#### EXTRACTED ENTRIES ####

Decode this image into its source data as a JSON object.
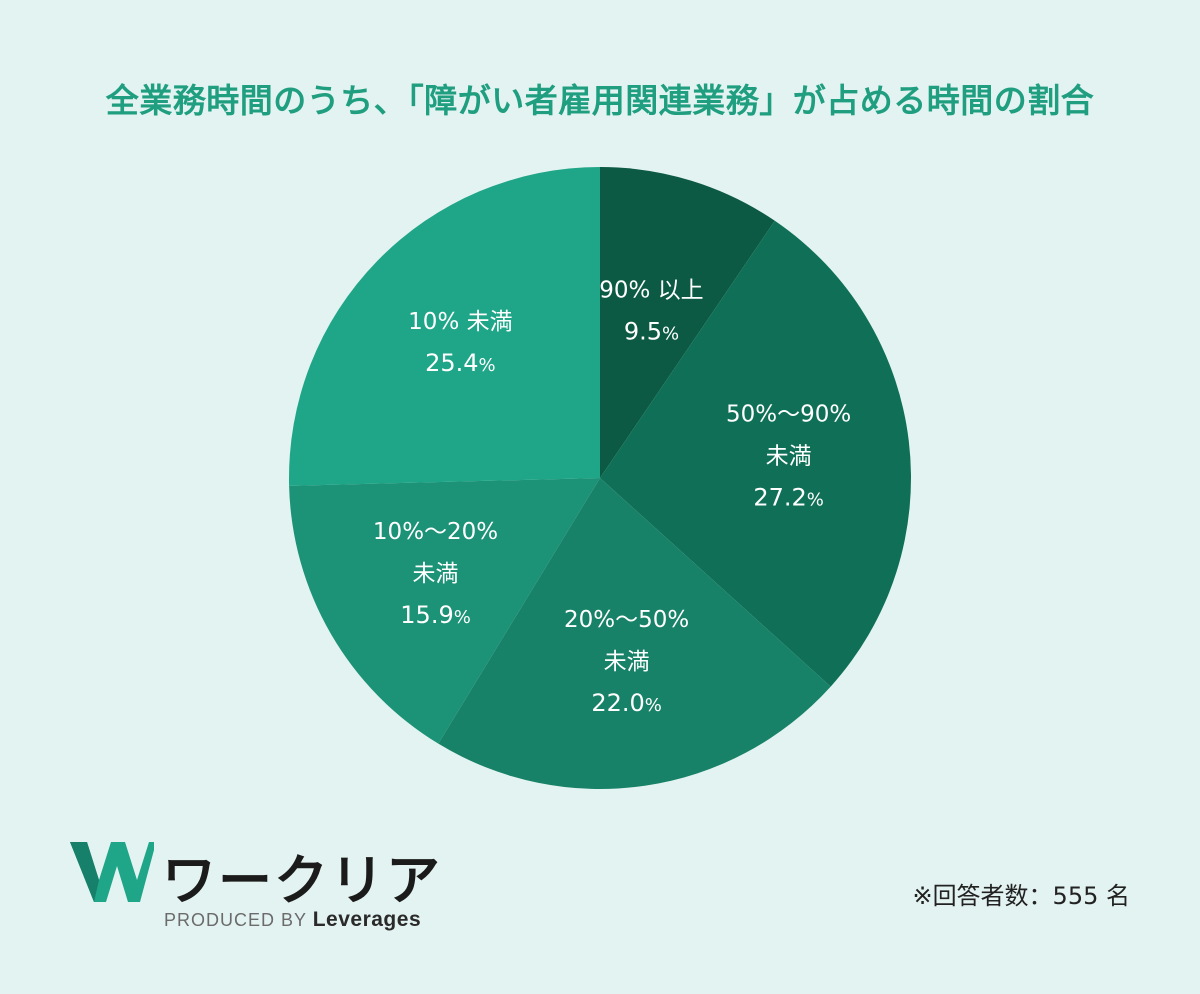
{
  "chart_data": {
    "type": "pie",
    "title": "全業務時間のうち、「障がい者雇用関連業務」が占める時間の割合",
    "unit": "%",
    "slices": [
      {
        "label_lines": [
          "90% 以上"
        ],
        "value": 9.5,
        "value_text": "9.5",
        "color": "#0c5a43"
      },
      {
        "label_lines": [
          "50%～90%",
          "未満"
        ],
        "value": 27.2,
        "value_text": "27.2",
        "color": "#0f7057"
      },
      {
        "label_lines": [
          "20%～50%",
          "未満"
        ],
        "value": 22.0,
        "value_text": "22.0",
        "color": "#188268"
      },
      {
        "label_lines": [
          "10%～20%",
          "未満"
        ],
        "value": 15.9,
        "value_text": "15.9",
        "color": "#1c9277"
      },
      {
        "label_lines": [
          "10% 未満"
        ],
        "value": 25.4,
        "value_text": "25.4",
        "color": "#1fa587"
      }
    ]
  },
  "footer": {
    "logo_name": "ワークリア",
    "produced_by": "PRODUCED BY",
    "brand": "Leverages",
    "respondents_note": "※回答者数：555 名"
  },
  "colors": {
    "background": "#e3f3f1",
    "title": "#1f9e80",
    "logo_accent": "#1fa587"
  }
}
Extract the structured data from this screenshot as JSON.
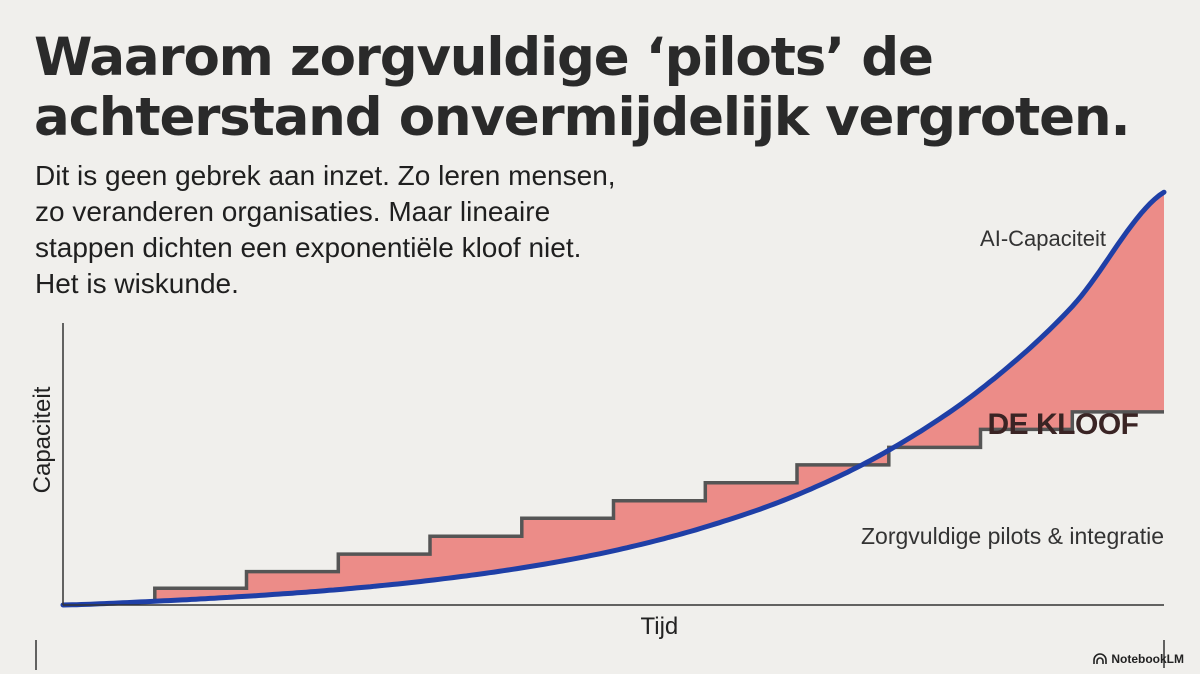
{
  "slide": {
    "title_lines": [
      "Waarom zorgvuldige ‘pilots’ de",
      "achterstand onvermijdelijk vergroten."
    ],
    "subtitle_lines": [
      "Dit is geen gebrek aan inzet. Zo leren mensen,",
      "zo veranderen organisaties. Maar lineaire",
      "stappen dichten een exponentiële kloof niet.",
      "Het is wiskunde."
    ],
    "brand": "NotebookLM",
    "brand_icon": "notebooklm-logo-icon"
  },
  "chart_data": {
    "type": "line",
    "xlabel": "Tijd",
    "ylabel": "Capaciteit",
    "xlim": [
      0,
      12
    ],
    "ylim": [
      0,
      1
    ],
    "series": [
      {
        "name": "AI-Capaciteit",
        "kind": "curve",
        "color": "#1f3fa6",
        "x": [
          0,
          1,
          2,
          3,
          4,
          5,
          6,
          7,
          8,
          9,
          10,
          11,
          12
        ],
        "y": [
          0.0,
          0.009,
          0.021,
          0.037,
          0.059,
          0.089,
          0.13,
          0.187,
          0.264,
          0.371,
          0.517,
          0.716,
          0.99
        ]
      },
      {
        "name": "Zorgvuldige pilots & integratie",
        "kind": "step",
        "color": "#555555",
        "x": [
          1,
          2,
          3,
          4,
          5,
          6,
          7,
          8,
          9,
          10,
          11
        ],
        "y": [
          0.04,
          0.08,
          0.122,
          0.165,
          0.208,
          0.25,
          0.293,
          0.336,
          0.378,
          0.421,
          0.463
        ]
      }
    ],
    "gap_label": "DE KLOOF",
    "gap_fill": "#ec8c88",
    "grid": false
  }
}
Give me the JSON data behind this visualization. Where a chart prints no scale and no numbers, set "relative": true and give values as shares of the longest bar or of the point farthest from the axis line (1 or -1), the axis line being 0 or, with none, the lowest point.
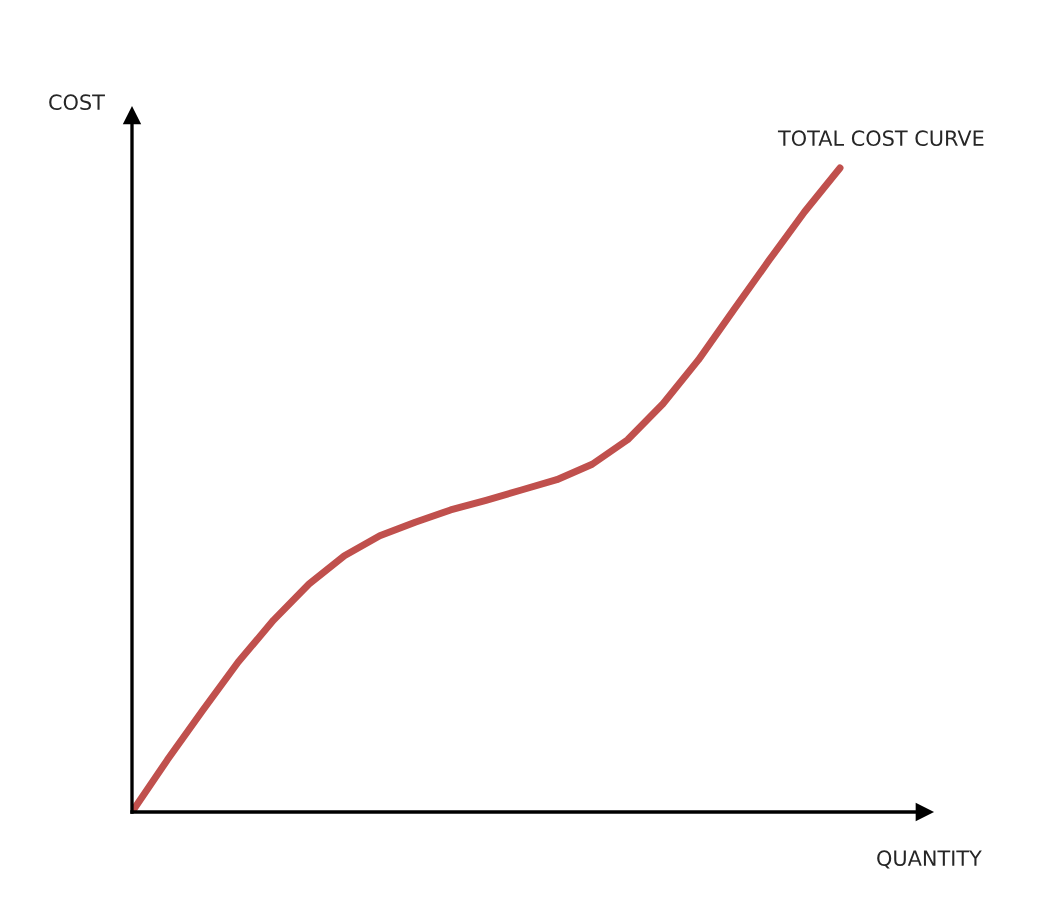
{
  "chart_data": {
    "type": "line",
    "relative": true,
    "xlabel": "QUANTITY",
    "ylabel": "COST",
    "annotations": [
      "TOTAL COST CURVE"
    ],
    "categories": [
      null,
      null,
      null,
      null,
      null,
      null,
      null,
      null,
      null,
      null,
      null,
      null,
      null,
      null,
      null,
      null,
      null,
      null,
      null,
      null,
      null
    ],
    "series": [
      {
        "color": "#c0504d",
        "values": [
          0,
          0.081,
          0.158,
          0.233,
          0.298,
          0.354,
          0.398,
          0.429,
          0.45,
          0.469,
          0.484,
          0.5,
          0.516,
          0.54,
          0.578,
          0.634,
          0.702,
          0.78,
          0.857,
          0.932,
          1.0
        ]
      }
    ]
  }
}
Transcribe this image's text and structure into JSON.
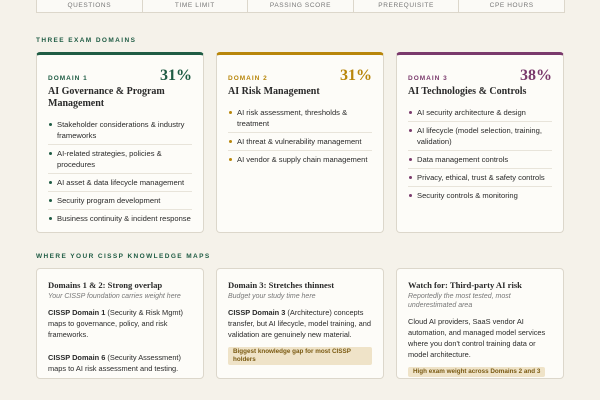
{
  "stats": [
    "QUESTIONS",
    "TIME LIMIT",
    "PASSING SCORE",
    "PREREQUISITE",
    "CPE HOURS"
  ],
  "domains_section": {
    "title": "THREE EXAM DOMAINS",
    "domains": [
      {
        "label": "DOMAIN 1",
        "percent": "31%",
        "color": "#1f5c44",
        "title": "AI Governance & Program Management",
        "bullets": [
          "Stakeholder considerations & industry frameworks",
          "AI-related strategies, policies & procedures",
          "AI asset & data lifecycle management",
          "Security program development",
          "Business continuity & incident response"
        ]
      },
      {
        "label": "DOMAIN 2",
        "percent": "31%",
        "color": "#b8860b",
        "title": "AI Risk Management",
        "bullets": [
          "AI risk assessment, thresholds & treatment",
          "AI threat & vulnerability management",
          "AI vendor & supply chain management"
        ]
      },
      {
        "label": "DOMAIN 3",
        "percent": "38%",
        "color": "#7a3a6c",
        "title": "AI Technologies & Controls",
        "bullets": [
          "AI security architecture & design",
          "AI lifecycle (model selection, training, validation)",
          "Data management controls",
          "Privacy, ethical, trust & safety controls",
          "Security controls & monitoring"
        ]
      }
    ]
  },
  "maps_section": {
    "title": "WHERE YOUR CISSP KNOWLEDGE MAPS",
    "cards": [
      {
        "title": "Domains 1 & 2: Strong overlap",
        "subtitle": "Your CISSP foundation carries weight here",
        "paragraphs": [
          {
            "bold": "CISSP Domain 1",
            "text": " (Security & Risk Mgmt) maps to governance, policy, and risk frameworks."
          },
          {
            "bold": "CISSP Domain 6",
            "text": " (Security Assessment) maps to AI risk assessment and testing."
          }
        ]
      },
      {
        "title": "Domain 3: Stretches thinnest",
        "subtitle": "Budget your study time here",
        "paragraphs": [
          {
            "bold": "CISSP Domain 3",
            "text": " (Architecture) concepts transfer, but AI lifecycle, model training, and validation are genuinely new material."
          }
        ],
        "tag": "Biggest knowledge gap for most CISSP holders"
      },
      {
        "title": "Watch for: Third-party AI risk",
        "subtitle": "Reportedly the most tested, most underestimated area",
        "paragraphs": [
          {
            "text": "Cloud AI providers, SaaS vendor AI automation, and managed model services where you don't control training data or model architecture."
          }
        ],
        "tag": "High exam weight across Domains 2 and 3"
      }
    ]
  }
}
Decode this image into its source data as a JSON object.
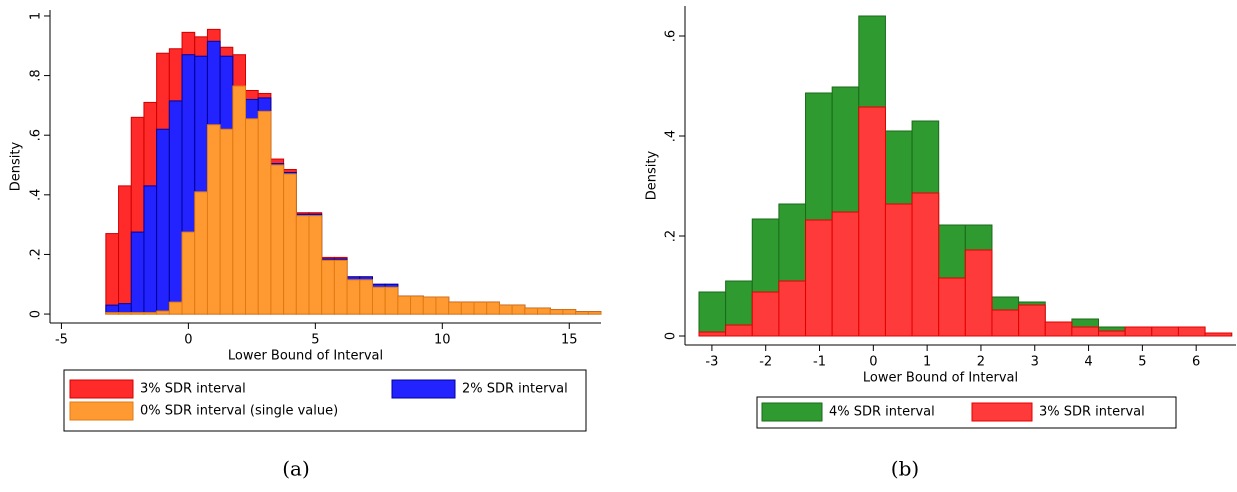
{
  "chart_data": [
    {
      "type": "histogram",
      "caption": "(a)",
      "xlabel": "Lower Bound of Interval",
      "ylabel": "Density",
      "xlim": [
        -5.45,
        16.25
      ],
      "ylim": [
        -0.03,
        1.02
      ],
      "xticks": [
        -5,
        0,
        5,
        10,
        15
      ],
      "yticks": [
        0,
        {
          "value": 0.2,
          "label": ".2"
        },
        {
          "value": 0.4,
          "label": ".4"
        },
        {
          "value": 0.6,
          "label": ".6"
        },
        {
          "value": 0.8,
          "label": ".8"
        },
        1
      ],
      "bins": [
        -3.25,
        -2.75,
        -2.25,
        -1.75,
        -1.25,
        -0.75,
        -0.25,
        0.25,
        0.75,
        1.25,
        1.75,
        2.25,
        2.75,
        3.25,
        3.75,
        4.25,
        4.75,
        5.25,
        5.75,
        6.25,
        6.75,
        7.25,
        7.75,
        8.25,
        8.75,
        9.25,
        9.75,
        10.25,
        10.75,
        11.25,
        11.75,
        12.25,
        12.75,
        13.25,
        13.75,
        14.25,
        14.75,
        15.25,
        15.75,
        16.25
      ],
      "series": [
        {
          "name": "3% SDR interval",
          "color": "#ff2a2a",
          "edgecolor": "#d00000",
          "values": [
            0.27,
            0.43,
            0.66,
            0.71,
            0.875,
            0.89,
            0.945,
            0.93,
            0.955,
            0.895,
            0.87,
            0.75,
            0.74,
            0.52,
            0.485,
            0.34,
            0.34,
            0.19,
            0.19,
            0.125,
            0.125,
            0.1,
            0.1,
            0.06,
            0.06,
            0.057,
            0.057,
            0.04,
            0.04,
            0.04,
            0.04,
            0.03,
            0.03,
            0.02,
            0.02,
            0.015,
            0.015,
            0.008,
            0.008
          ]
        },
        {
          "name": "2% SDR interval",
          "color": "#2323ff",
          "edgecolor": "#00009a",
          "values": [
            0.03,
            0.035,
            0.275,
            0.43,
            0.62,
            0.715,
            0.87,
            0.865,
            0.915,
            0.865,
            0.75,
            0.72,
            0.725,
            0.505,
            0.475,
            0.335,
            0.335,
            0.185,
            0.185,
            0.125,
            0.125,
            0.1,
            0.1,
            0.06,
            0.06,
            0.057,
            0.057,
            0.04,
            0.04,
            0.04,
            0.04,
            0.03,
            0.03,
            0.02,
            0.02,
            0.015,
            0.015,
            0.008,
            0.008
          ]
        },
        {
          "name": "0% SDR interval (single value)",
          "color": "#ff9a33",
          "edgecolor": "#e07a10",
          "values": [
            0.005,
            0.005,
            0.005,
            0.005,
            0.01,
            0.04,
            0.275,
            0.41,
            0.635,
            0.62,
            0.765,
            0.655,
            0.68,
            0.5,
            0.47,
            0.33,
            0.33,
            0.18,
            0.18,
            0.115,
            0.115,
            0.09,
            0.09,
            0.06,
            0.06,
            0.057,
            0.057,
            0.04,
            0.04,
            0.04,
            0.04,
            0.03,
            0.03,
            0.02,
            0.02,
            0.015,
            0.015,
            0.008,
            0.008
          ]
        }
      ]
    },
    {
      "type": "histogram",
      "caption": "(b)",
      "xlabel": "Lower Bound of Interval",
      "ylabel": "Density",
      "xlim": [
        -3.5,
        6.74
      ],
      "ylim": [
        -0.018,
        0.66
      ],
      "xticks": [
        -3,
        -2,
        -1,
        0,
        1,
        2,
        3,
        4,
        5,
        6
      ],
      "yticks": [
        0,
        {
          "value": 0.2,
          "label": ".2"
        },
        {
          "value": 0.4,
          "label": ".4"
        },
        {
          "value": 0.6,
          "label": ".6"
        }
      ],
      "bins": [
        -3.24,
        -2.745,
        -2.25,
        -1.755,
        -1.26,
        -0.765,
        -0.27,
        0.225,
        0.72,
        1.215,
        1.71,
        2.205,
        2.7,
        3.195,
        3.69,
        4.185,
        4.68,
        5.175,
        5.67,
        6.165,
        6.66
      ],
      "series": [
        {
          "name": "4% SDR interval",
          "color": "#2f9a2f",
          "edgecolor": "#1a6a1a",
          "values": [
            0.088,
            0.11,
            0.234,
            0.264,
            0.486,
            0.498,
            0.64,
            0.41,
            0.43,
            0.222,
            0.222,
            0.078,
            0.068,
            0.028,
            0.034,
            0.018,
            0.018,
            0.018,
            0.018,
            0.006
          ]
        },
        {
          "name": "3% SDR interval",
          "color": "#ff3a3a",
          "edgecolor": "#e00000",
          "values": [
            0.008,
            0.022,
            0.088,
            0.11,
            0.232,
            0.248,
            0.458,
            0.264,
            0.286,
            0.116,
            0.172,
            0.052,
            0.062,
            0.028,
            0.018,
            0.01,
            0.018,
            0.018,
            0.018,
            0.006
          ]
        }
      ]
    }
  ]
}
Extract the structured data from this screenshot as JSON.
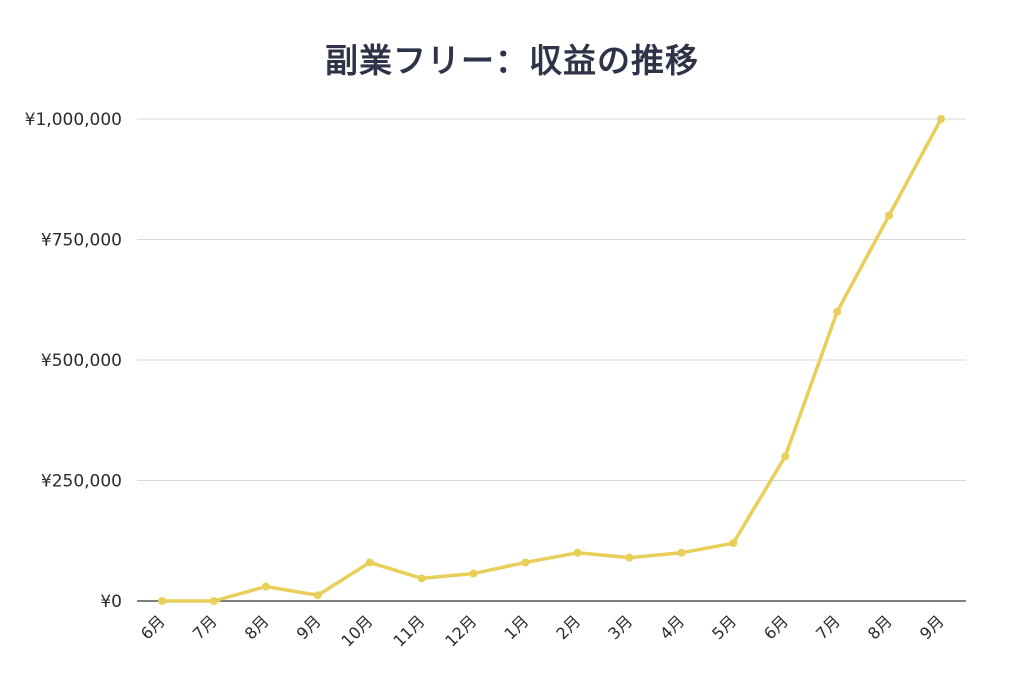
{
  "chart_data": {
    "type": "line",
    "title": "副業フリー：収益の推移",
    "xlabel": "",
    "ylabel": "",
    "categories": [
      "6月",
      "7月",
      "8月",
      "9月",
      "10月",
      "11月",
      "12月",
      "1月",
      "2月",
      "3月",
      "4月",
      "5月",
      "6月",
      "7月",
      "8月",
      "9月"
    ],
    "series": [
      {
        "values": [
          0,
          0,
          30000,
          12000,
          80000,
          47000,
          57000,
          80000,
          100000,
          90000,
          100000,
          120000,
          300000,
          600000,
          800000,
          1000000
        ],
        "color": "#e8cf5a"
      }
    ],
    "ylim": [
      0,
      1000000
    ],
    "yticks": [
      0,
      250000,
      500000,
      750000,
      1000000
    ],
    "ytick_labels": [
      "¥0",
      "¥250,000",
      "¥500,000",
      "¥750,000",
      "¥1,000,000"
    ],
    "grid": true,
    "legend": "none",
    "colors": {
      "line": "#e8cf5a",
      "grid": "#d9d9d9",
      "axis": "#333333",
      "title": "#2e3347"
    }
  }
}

####

SHORT TASK: In the listing above, locate each line with "xlabel" and copy it.

RESPONSE:
    "xlabel": "Tijd",
    "xlabel": "QUANTITY",
      "xlabel": "Lower Bound of Interval",
      "xlabel": "Lower Bound of Interval",
    "xlabel": "",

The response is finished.